(Element location listings)
● ● ● ●

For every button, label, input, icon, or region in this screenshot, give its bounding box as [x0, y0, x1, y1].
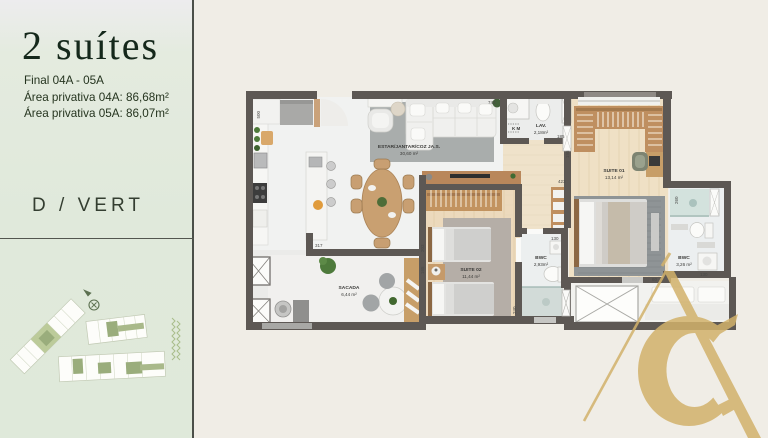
svg-text:2,18m²: 2,18m² [534, 130, 549, 135]
svg-text:11,44 m²: 11,44 m² [462, 274, 480, 279]
svg-text:60: 60 [652, 277, 658, 282]
svg-text:K M: K M [512, 126, 521, 131]
svg-text:SUITE 01: SUITE 01 [603, 168, 624, 174]
svg-text:2,93m²: 2,93m² [534, 262, 549, 267]
svg-text:165: 165 [420, 266, 425, 274]
svg-text:6,44 m²: 6,44 m² [341, 292, 357, 297]
svg-text:BWC: BWC [678, 255, 690, 261]
svg-text:130: 130 [700, 272, 708, 277]
svg-text:423: 423 [558, 179, 566, 184]
svg-text:317: 317 [315, 243, 323, 248]
svg-text:203: 203 [420, 244, 425, 252]
svg-text:SACADA: SACADA [339, 285, 360, 291]
svg-text:3,26 m²: 3,26 m² [676, 262, 692, 267]
svg-text:BWC: BWC [535, 255, 547, 261]
svg-text:ESTAR/JANTAR/COZ JA.S.: ESTAR/JANTAR/COZ JA.S. [378, 144, 441, 150]
svg-text:SUITE 02: SUITE 02 [460, 267, 481, 273]
svg-text:30,60 m²: 30,60 m² [400, 151, 419, 156]
svg-text:260: 260 [674, 196, 679, 204]
svg-text:LAV.: LAV. [536, 123, 547, 129]
svg-text:13,14 m²: 13,14 m² [605, 175, 624, 180]
svg-text:130: 130 [551, 236, 559, 241]
svg-text:185: 185 [557, 134, 565, 139]
svg-text:743: 743 [488, 100, 496, 105]
svg-text:240: 240 [512, 306, 517, 314]
svg-text:500: 500 [256, 111, 261, 119]
svg-text:195: 195 [565, 150, 570, 158]
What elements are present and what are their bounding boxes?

● ● ● ●

[Written problem]: Please quote the data above line for line, leaving the pictures out of your answer.

[Reply]:
For every button, label, input, icon, or region in this screenshot, give its bounding box as [x0, y0, x1, y1].
svg-text:2,18m²: 2,18m² [534, 130, 549, 135]
svg-text:11,44 m²: 11,44 m² [462, 274, 480, 279]
svg-text:60: 60 [652, 277, 658, 282]
svg-text:K M: K M [512, 126, 521, 131]
svg-text:SUITE 01: SUITE 01 [603, 168, 624, 174]
svg-text:2,93m²: 2,93m² [534, 262, 549, 267]
svg-text:165: 165 [420, 266, 425, 274]
svg-text:6,44 m²: 6,44 m² [341, 292, 357, 297]
svg-text:BWC: BWC [678, 255, 690, 261]
svg-text:130: 130 [700, 272, 708, 277]
svg-text:423: 423 [558, 179, 566, 184]
svg-text:317: 317 [315, 243, 323, 248]
svg-text:203: 203 [420, 244, 425, 252]
svg-text:SACADA: SACADA [339, 285, 360, 291]
svg-text:3,26 m²: 3,26 m² [676, 262, 692, 267]
svg-text:BWC: BWC [535, 255, 547, 261]
svg-text:ESTAR/JANTAR/COZ JA.S.: ESTAR/JANTAR/COZ JA.S. [378, 144, 441, 150]
svg-text:SUITE 02: SUITE 02 [460, 267, 481, 273]
svg-text:30,60 m²: 30,60 m² [400, 151, 419, 156]
svg-text:260: 260 [674, 196, 679, 204]
svg-text:LAV.: LAV. [536, 123, 547, 129]
svg-text:13,14 m²: 13,14 m² [605, 175, 624, 180]
svg-text:130: 130 [551, 236, 559, 241]
svg-text:185: 185 [557, 134, 565, 139]
svg-text:743: 743 [488, 100, 496, 105]
svg-text:240: 240 [512, 306, 517, 314]
svg-text:500: 500 [256, 111, 261, 119]
svg-text:195: 195 [565, 150, 570, 158]
What elements are present and what are their bounding boxes?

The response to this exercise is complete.